Gather all lines in the data that hold the string "stars".

## Collected data
##########
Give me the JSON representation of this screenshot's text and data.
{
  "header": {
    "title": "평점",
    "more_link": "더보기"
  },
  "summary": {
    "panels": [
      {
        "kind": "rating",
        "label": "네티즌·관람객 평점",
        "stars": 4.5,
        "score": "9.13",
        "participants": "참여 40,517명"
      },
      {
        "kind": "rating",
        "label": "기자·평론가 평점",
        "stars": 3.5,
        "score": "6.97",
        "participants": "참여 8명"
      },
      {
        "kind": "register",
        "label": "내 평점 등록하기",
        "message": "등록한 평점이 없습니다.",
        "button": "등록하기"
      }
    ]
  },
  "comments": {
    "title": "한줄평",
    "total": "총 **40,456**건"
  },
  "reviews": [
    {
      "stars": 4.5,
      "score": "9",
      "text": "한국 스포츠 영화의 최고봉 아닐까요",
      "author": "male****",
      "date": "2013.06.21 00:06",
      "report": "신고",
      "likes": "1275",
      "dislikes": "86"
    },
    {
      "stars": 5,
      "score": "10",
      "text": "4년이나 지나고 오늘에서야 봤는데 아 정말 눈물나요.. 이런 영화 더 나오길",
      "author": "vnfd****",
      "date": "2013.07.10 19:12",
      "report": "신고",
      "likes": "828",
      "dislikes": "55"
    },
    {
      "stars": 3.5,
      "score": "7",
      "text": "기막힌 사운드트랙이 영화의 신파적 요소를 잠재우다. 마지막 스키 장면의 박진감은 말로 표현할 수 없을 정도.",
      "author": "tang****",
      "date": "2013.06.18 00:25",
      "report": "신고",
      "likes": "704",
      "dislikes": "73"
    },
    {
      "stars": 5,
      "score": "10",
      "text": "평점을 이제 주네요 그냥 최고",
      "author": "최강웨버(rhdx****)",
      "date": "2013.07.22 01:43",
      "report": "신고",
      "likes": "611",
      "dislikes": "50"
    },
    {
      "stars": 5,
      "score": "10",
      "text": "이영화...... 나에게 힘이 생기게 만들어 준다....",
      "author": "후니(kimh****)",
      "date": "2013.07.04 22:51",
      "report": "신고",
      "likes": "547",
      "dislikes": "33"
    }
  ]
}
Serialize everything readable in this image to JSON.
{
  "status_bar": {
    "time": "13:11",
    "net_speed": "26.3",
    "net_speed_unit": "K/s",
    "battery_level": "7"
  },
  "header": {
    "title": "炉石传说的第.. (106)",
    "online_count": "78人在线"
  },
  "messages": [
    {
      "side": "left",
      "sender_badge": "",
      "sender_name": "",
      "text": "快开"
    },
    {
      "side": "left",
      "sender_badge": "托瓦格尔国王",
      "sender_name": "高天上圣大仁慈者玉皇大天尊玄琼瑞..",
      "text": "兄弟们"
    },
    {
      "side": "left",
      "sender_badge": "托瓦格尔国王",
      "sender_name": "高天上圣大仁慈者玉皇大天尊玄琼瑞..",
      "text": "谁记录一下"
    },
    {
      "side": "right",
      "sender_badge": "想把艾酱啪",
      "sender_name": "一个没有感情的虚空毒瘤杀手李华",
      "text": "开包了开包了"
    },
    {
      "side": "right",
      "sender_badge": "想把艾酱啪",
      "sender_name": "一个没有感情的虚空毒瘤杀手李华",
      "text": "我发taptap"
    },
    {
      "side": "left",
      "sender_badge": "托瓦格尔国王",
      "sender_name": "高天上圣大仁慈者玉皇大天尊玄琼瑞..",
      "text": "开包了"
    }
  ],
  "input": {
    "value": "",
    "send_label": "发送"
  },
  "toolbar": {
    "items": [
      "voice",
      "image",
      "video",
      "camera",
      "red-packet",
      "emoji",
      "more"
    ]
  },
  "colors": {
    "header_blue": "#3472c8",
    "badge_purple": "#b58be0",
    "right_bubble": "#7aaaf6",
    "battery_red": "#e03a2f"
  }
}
##########
## THE COMPLETED TASK
        "stars": 4.5,
        "stars": 3.5,
      "stars": 4.5,
      "stars": 5,
      "stars": 3.5,
      "stars": 5,
      "stars": 5,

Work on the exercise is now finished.